DATA IN THIS EXERCISE ▸
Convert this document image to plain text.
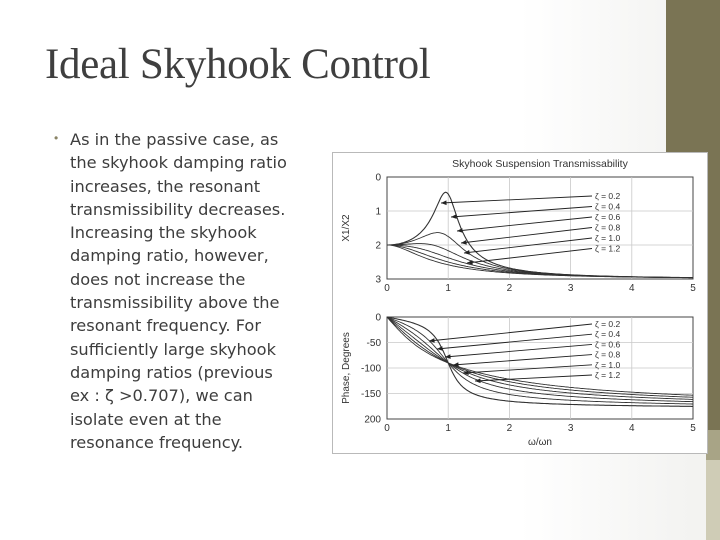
Ideal Skyhook Control
• As in the passive case, as
the skyhook damping ratio
increases, the resonant
transmissibility decreases.
Increasing the skyhook
damping ratio, however,
does not increase the
transmissibility above the
resonant frequency. For
sufficiently large skyhook
damping ratios (previous
ex : ζ >0.707), we can
isolate even at the
resonance frequency.
Skyhook Suspension Transmissability
0	1	2	3	4	5
0
1
2
3
X1/X2
ζ = 0.2
ζ = 0.4
ζ = 0.6
ζ = 0.8
ζ = 1.0
ζ = 1.2
0	1	2	3	4	5
0
-50
-100
-150
200
Phase, Degrees
ω/ωn
ζ = 0.2
ζ = 0.4
ζ = 0.6
ζ = 0.8
ζ = 1.0
ζ = 1.2
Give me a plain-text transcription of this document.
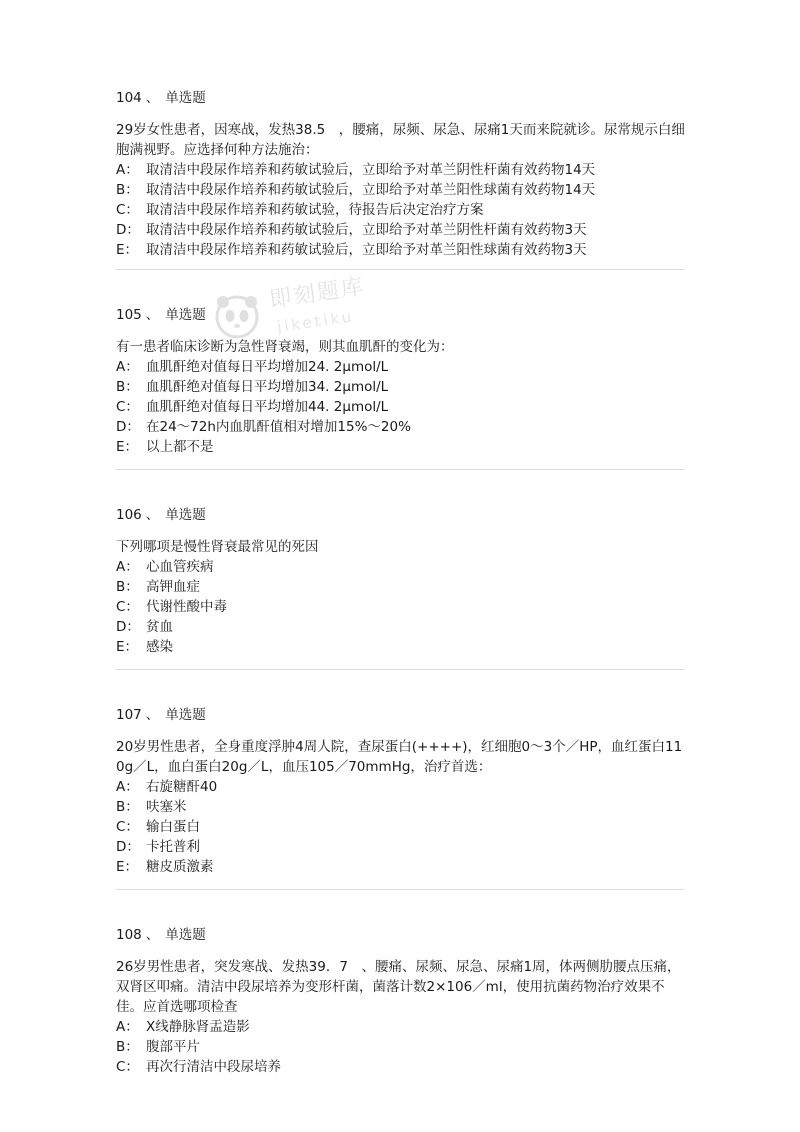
104 、 单选题
29岁女性患者，因寒战，发热38.5　，腰痛，尿频、尿急、尿痛1天而来院就诊。尿常规示白细胞满视野。应选择何种方法施治：
A： 取清洁中段尿作培养和药敏试验后，立即给予对革兰阴性杆菌有效药物14天
B： 取清洁中段尿作培养和药敏试验后，立即给予对革兰阳性球菌有效药物14天
C： 取清洁中段尿作培养和药敏试验，待报告后决定治疗方案
D： 取清洁中段尿作培养和药敏试验后，立即给予对革兰阴性杆菌有效药物3天
E： 取清洁中段尿作培养和药敏试验后，立即给予对革兰阳性球菌有效药物3天
105 、 单选题
有一患者临床诊断为急性肾衰竭，则其血肌酐的变化为：
A： 血肌酐绝对值每日平均增加24. 2μmol/L
B： 血肌酐绝对值每日平均增加34. 2μmol/L
C： 血肌酐绝对值每日平均增加44. 2μmol/L
D： 在24～72h内血肌酐值相对增加15%～20%
E： 以上都不是
106 、 单选题
下列哪项是慢性肾衰最常见的死因
A： 心血管疾病
B： 高钾血症
C： 代谢性酸中毒
D： 贫血
E： 感染
107 、 单选题
20岁男性患者，全身重度浮肿4周人院，查尿蛋白(++++)，红细胞0～3个／HP，血红蛋白110g／L，血白蛋白20g／L，血压105／70mmHg，治疗首选：
A： 右旋糖酐40
B： 呋塞米
C： 输白蛋白
D： 卡托普利
E： 糖皮质激素
108 、 单选题
26岁男性患者，突发寒战、发热39．7　、腰痛、尿频、尿急、尿痛1周，体两侧肋腰点压痛，双肾区叩痛。清洁中段尿培养为变形杆菌，菌落计数2×106／ml，使用抗菌药物治疗效果不佳。应首选哪项检查
A： X线静脉肾盂造影
B： 腹部平片
C： 再次行清洁中段尿培养
即刻题库
jiketiku
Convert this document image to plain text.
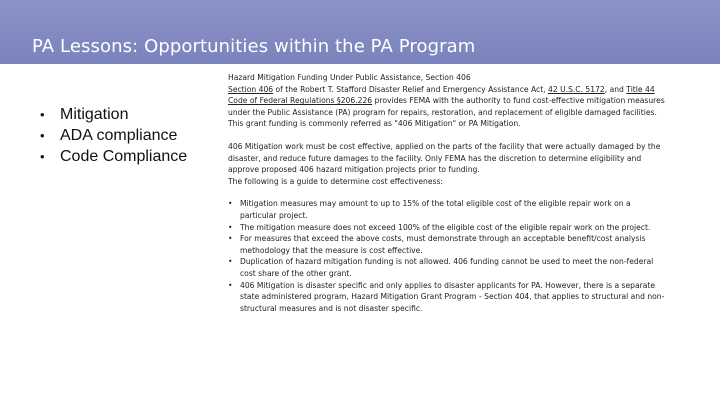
PA Lessons: Opportunities within the PA Program
• Mitigation
• ADA compliance
• Code Compliance

Hazard Mitigation Funding Under Public Assistance, Section 406

Section 406 of the Robert T. Stafford Disaster Relief and Emergency Assistance Act, 42 U.S.C. 5172, and Title 44 Code of Federal Regulations §206.226 provides FEMA with the authority to fund cost-effective mitigation measures under the Public Assistance (PA) program for repairs, restoration, and replacement of eligible damaged facilities. This grant funding is commonly referred as "406 Mitigation" or PA Mitigation.

406 Mitigation work must be cost effective, applied on the parts of the facility that were actually damaged by the disaster, and reduce future damages to the facility. Only FEMA has the discretion to determine eligibility and approve proposed 406 hazard mitigation projects prior to funding.

The following is a guide to determine cost effectiveness:

• Mitigation measures may amount to up to 15% of the total eligible cost of the eligible repair work on a particular project.
• The mitigation measure does not exceed 100% of the eligible cost of the eligible repair work on the project.
• For measures that exceed the above costs, must demonstrate through an acceptable benefit/cost analysis methodology that the measure is cost effective.
• Duplication of hazard mitigation funding is not allowed. 406 funding cannot be used to meet the non-federal cost share of the other grant.
• 406 Mitigation is disaster specific and only applies to disaster applicants for PA. However, there is a separate state administered program, Hazard Mitigation Grant Program - Section 404, that applies to structural and non-structural measures and is not disaster specific.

WRITTEN REQUEST ▸
Each line that holds the word "damping" should be extracted from the records.

COMPLETE RESPONSE ▸
the skyhook damping ratio
damping ratio, however,
damping ratios (previous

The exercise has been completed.